BEGIN Listed entries

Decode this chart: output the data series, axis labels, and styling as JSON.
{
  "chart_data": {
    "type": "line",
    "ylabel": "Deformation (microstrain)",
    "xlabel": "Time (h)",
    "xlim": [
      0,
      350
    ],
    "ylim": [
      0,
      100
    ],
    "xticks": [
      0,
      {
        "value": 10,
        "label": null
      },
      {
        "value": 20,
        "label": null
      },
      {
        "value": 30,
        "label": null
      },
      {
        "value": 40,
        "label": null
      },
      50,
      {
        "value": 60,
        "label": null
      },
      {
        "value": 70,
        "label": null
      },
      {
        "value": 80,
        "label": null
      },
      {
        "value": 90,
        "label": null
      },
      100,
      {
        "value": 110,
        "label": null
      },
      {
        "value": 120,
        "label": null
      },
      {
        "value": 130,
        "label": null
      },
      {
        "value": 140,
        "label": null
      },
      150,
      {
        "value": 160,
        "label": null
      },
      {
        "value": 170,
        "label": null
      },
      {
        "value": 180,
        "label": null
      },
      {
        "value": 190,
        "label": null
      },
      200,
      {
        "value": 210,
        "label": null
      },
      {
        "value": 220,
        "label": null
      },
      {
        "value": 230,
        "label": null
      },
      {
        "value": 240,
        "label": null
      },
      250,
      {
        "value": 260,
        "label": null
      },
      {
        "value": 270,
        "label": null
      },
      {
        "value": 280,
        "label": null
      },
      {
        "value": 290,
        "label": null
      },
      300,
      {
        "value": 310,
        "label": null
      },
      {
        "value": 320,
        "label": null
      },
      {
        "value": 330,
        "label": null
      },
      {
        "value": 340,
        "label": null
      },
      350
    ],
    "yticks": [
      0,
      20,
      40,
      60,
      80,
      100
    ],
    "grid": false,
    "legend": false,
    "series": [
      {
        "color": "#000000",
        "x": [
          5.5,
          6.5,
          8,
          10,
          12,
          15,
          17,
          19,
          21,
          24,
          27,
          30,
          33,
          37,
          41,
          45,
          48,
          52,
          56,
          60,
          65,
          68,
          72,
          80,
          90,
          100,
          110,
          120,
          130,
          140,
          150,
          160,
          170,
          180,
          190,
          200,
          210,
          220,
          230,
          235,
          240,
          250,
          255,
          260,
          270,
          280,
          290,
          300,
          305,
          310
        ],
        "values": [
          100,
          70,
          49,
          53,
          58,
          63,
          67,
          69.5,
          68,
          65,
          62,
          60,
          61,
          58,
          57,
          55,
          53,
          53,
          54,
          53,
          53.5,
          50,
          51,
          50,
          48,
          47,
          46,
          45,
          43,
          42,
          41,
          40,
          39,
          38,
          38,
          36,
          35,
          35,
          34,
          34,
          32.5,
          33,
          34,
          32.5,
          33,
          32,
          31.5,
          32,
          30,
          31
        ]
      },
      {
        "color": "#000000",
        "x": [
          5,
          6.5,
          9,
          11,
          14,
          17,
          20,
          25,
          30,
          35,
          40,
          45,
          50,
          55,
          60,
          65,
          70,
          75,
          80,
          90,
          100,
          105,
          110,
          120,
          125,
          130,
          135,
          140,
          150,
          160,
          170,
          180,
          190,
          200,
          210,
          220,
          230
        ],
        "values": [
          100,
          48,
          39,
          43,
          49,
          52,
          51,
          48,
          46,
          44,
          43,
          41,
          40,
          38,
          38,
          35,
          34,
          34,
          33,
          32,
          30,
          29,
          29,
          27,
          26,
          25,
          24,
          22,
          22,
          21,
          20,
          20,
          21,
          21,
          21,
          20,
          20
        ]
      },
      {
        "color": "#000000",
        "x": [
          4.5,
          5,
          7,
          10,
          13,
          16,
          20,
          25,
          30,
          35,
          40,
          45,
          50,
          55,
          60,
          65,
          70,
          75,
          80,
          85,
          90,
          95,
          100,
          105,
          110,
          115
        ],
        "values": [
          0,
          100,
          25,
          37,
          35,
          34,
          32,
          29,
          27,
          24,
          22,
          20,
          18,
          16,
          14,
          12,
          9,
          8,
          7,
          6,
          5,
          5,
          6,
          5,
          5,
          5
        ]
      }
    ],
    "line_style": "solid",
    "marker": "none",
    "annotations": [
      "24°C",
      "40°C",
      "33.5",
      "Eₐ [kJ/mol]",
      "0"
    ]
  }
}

END Listed entries

Reproduce every line of the data verbatim.

§ Reply to the task:
Decode this chart: output the data series, axis labels, and styling as JSON.
{
  "chart_data": {
    "type": "line",
    "ylabel": "Deformation (microstrain)",
    "xlabel": "Time (h)",
    "xlim": [
      0,
      350
    ],
    "ylim": [
      0,
      100
    ],
    "xticks": [
      0,
      {
        "value": 10,
        "label": null
      },
      {
        "value": 20,
        "label": null
      },
      {
        "value": 30,
        "label": null
      },
      {
        "value": 40,
        "label": null
      },
      50,
      {
        "value": 60,
        "label": null
      },
      {
        "value": 70,
        "label": null
      },
      {
        "value": 80,
        "label": null
      },
      {
        "value": 90,
        "label": null
      },
      100,
      {
        "value": 110,
        "label": null
      },
      {
        "value": 120,
        "label": null
      },
      {
        "value": 130,
        "label": null
      },
      {
        "value": 140,
        "label": null
      },
      150,
      {
        "value": 160,
        "label": null
      },
      {
        "value": 170,
        "label": null
      },
      {
        "value": 180,
        "label": null
      },
      {
        "value": 190,
        "label": null
      },
      200,
      {
        "value": 210,
        "label": null
      },
      {
        "value": 220,
        "label": null
      },
      {
        "value": 230,
        "label": null
      },
      {
        "value": 240,
        "label": null
      },
      250,
      {
        "value": 260,
        "label": null
      },
      {
        "value": 270,
        "label": null
      },
      {
        "value": 280,
        "label": null
      },
      {
        "value": 290,
        "label": null
      },
      300,
      {
        "value": 310,
        "label": null
      },
      {
        "value": 320,
        "label": null
      },
      {
        "value": 330,
        "label": null
      },
      {
        "value": 340,
        "label": null
      },
      350
    ],
    "yticks": [
      0,
      20,
      40,
      60,
      80,
      100
    ],
    "grid": false,
    "legend": false,
    "series": [
      {
        "color": "#000000",
        "x": [
          5.5,
          6.5,
          8,
          10,
          12,
          15,
          17,
          19,
          21,
          24,
          27,
          30,
          33,
          37,
          41,
          45,
          48,
          52,
          56,
          60,
          65,
          68,
          72,
          80,
          90,
          100,
          110,
          120,
          130,
          140,
          150,
          160,
          170,
          180,
          190,
          200,
          210,
          220,
          230,
          235,
          240,
          250,
          255,
          260,
          270,
          280,
          290,
          300,
          305,
          310
        ],
        "values": [
          100,
          70,
          49,
          53,
          58,
          63,
          67,
          69.5,
          68,
          65,
          62,
          60,
          61,
          58,
          57,
          55,
          53,
          53,
          54,
          53,
          53.5,
          50,
          51,
          50,
          48,
          47,
          46,
          45,
          43,
          42,
          41,
          40,
          39,
          38,
          38,
          36,
          35,
          35,
          34,
          34,
          32.5,
          33,
          34,
          32.5,
          33,
          32,
          31.5,
          32,
          30,
          31
        ]
      },
      {
        "color": "#000000",
        "x": [
          5,
          6.5,
          9,
          11,
          14,
          17,
          20,
          25,
          30,
          35,
          40,
          45,
          50,
          55,
          60,
          65,
          70,
          75,
          80,
          90,
          100,
          105,
          110,
          120,
          125,
          130,
          135,
          140,
          150,
          160,
          170,
          180,
          190,
          200,
          210,
          220,
          230
        ],
        "values": [
          100,
          48,
          39,
          43,
          49,
          52,
          51,
          48,
          46,
          44,
          43,
          41,
          40,
          38,
          38,
          35,
          34,
          34,
          33,
          32,
          30,
          29,
          29,
          27,
          26,
          25,
          24,
          22,
          22,
          21,
          20,
          20,
          21,
          21,
          21,
          20,
          20
        ]
      },
      {
        "color": "#000000",
        "x": [
          4.5,
          5,
          7,
          10,
          13,
          16,
          20,
          25,
          30,
          35,
          40,
          45,
          50,
          55,
          60,
          65,
          70,
          75,
          80,
          85,
          90,
          95,
          100,
          105,
          110,
          115
        ],
        "values": [
          0,
          100,
          25,
          37,
          35,
          34,
          32,
          29,
          27,
          24,
          22,
          20,
          18,
          16,
          14,
          12,
          9,
          8,
          7,
          6,
          5,
          5,
          6,
          5,
          5,
          5
        ]
      }
    ],
    "line_style": "solid",
    "marker": "none",
    "annotations": [
      "24°C",
      "40°C",
      "33.5",
      "Eₐ [kJ/mol]",
      "0"
    ]
  }
}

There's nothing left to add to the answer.